* What is expected
Write out the entire listing below exactly as it appears, minus any pictures.
☆ ☆ ☆
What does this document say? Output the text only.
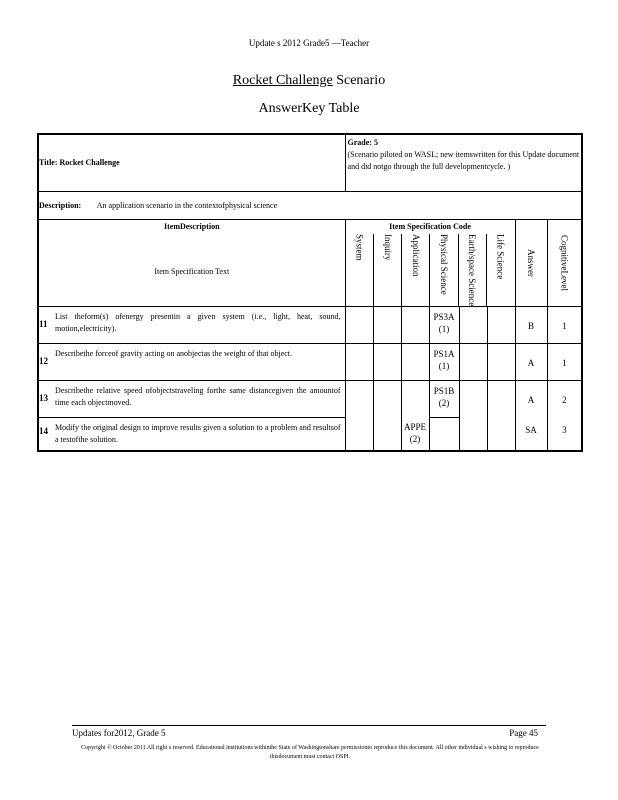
Update s 2012 Grade5 —Teacher
Rocket Challenge Scenario
AnswerKey Table
Title: Rocket Challenge	
Grade: 5
(Scenario piloted on WASL; new itemswritten for this Update document and did notgo through the full developmentcycle. )

Description: An application scenario in the contextofphysical science

ItemDescription
Item Specification Text

Item Specification Code
System	Inquiry	Application	Physical Science	Earth/space Science	Life Science
	Answer	CognitiveLevel

11	List theform(s) ofenergy presentin a given system (i.e., light, heat, sound, motion,electricity).				PS3A (1)			B	1
12	Describethe forceof gravity acting on anobjectas the weight of that object.				PS1A (1)			A	1
13	Describethe relative speed ofobjectstraveling forthe same distancegiven the amountof time each objectmoved.				PS1B (2)			A	2
14	Modify the original design to improve results given a solution to a problem and resultsof a testofthe solution.			APPE (2)				SA	3
Updates for2012, Grade 5	Page 45
Copyright © October 2011 All right s reserved. Educational institutions withinthe State of Washingtonshare permissionto reproduce this document. All other individual s wishing to reproduce thisdocument must contact OSPI.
☆ ☆ ☆
* Response
What does this document say? Output the text only.
Update s 2012 Grade5 —Teacher
Rocket Challenge Scenario
AnswerKey Table
Title: Rocket Challenge	
Grade: 5
(Scenario piloted on WASL; new itemswritten for this Update document and did notgo through the full developmentcycle. )

Description: An application scenario in the contextofphysical science

ItemDescription
Item Specification Text

Item Specification Code
System	Inquiry	Application	Physical Science	Earth/space Science	Life Science
	Answer	CognitiveLevel

11	List theform(s) ofenergy presentin a given system (i.e., light, heat, sound, motion,electricity).				PS3A (1)			B	1
12	Describethe forceof gravity acting on anobjectas the weight of that object.				PS1A (1)			A	1
13	Describethe relative speed ofobjectstraveling forthe same distancegiven the amountof time each objectmoved.				PS1B (2)			A	2
14	Modify the original design to improve results given a solution to a problem and resultsof a testofthe solution.			APPE (2)				SA	3
Updates for2012, Grade 5	Page 45
Copyright © October 2011 All right s reserved. Educational institutions withinthe State of Washingtonshare permissionto reproduce this document. All other individual s wishing to reproduce thisdocument must contact OSPI.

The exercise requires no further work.